CHALLENGE - Copy all of the records below verbatim.
** begin DATA SUPPLIED **
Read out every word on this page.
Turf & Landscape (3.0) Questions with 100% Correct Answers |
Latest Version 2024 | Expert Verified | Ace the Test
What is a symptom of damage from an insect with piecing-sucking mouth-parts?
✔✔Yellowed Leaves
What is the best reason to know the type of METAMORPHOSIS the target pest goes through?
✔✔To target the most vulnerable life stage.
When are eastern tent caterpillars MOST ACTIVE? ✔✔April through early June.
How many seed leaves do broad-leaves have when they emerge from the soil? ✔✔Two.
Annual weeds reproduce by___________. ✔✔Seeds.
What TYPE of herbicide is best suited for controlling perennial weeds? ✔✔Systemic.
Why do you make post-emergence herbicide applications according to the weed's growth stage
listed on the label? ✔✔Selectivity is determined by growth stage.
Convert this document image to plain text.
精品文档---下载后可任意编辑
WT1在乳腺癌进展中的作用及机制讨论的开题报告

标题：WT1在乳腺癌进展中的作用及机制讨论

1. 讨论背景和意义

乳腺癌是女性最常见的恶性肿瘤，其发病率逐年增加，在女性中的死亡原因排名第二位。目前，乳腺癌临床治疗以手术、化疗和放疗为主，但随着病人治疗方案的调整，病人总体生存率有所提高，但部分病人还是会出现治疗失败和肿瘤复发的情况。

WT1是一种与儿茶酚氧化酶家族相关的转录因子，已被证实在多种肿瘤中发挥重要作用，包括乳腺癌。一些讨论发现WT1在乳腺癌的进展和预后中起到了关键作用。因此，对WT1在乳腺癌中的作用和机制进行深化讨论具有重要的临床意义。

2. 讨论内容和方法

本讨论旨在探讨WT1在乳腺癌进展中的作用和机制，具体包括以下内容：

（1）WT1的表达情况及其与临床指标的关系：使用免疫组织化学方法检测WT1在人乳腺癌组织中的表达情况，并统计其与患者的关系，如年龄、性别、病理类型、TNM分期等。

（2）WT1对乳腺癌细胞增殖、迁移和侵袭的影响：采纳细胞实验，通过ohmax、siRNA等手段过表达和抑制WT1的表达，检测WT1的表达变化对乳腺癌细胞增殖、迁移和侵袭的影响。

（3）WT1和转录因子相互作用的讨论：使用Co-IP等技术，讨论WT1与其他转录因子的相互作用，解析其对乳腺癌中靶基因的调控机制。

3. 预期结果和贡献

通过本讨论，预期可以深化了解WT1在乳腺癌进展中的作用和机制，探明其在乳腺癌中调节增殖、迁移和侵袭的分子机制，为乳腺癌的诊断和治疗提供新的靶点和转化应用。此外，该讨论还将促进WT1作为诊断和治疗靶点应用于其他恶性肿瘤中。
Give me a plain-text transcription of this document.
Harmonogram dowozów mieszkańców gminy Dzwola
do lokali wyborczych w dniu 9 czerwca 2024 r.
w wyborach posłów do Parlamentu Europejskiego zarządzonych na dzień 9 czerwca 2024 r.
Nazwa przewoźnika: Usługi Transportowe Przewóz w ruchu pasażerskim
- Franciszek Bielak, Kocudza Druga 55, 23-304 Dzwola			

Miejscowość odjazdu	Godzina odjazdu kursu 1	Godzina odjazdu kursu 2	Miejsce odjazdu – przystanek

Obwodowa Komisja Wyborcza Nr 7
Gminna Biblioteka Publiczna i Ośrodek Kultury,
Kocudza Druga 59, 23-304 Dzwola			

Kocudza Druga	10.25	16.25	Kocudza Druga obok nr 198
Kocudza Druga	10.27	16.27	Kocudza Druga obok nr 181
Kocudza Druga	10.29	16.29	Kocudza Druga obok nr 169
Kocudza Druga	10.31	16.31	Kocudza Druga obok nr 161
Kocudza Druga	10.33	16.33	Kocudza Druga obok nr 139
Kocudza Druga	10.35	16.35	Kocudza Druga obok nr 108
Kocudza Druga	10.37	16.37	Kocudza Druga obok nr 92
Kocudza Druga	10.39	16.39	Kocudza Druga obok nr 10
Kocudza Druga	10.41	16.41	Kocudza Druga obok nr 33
** end DATA SUPPLIED **
FULL ANSWER -
Read out every word on this page.
Turf & Landscape (3.0) Questions with 100% Correct Answers |
Latest Version 2024 | Expert Verified | Ace the Test
What is a symptom of damage from an insect with piecing-sucking mouth-parts?
✔✔Yellowed Leaves
What is the best reason to know the type of METAMORPHOSIS the target pest goes through?
✔✔To target the most vulnerable life stage.
When are eastern tent caterpillars MOST ACTIVE? ✔✔April through early June.
How many seed leaves do broad-leaves have when they emerge from the soil? ✔✔Two.
Annual weeds reproduce by___________. ✔✔Seeds.
What TYPE of herbicide is best suited for controlling perennial weeds? ✔✔Systemic.
Why do you make post-emergence herbicide applications according to the weed's growth stage
listed on the label? ✔✔Selectivity is determined by growth stage.
Convert this document image to plain text.
精品文档---下载后可任意编辑
WT1在乳腺癌进展中的作用及机制讨论的开题报告

标题：WT1在乳腺癌进展中的作用及机制讨论

1. 讨论背景和意义

乳腺癌是女性最常见的恶性肿瘤，其发病率逐年增加，在女性中的死亡原因排名第二位。目前，乳腺癌临床治疗以手术、化疗和放疗为主，但随着病人治疗方案的调整，病人总体生存率有所提高，但部分病人还是会出现治疗失败和肿瘤复发的情况。

WT1是一种与儿茶酚氧化酶家族相关的转录因子，已被证实在多种肿瘤中发挥重要作用，包括乳腺癌。一些讨论发现WT1在乳腺癌的进展和预后中起到了关键作用。因此，对WT1在乳腺癌中的作用和机制进行深化讨论具有重要的临床意义。

2. 讨论内容和方法

本讨论旨在探讨WT1在乳腺癌进展中的作用和机制，具体包括以下内容：

（1）WT1的表达情况及其与临床指标的关系：使用免疫组织化学方法检测WT1在人乳腺癌组织中的表达情况，并统计其与患者的关系，如年龄、性别、病理类型、TNM分期等。

（2）WT1对乳腺癌细胞增殖、迁移和侵袭的影响：采纳细胞实验，通过ohmax、siRNA等手段过表达和抑制WT1的表达，检测WT1的表达变化对乳腺癌细胞增殖、迁移和侵袭的影响。

（3）WT1和转录因子相互作用的讨论：使用Co-IP等技术，讨论WT1与其他转录因子的相互作用，解析其对乳腺癌中靶基因的调控机制。

3. 预期结果和贡献

通过本讨论，预期可以深化了解WT1在乳腺癌进展中的作用和机制，探明其在乳腺癌中调节增殖、迁移和侵袭的分子机制，为乳腺癌的诊断和治疗提供新的靶点和转化应用。此外，该讨论还将促进WT1作为诊断和治疗靶点应用于其他恶性肿瘤中。
Give me a plain-text transcription of this document.
Harmonogram dowozów mieszkańców gminy Dzwola
do lokali wyborczych w dniu 9 czerwca 2024 r.
w wyborach posłów do Parlamentu Europejskiego zarządzonych na dzień 9 czerwca 2024 r.
Nazwa przewoźnika: Usługi Transportowe Przewóz w ruchu pasażerskim
- Franciszek Bielak, Kocudza Druga 55, 23-304 Dzwola			

Miejscowość odjazdu	Godzina odjazdu kursu 1	Godzina odjazdu kursu 2	Miejsce odjazdu – przystanek

Obwodowa Komisja Wyborcza Nr 7
Gminna Biblioteka Publiczna i Ośrodek Kultury,
Kocudza Druga 59, 23-304 Dzwola			

Kocudza Druga	10.25	16.25	Kocudza Druga obok nr 198
Kocudza Druga	10.27	16.27	Kocudza Druga obok nr 181
Kocudza Druga	10.29	16.29	Kocudza Druga obok nr 169
Kocudza Druga	10.31	16.31	Kocudza Druga obok nr 161
Kocudza Druga	10.33	16.33	Kocudza Druga obok nr 139
Kocudza Druga	10.35	16.35	Kocudza Druga obok nr 108
Kocudza Druga	10.37	16.37	Kocudza Druga obok nr 92
Kocudza Druga	10.39	16.39	Kocudza Druga obok nr 10
Kocudza Druga	10.41	16.41	Kocudza Druga obok nr 33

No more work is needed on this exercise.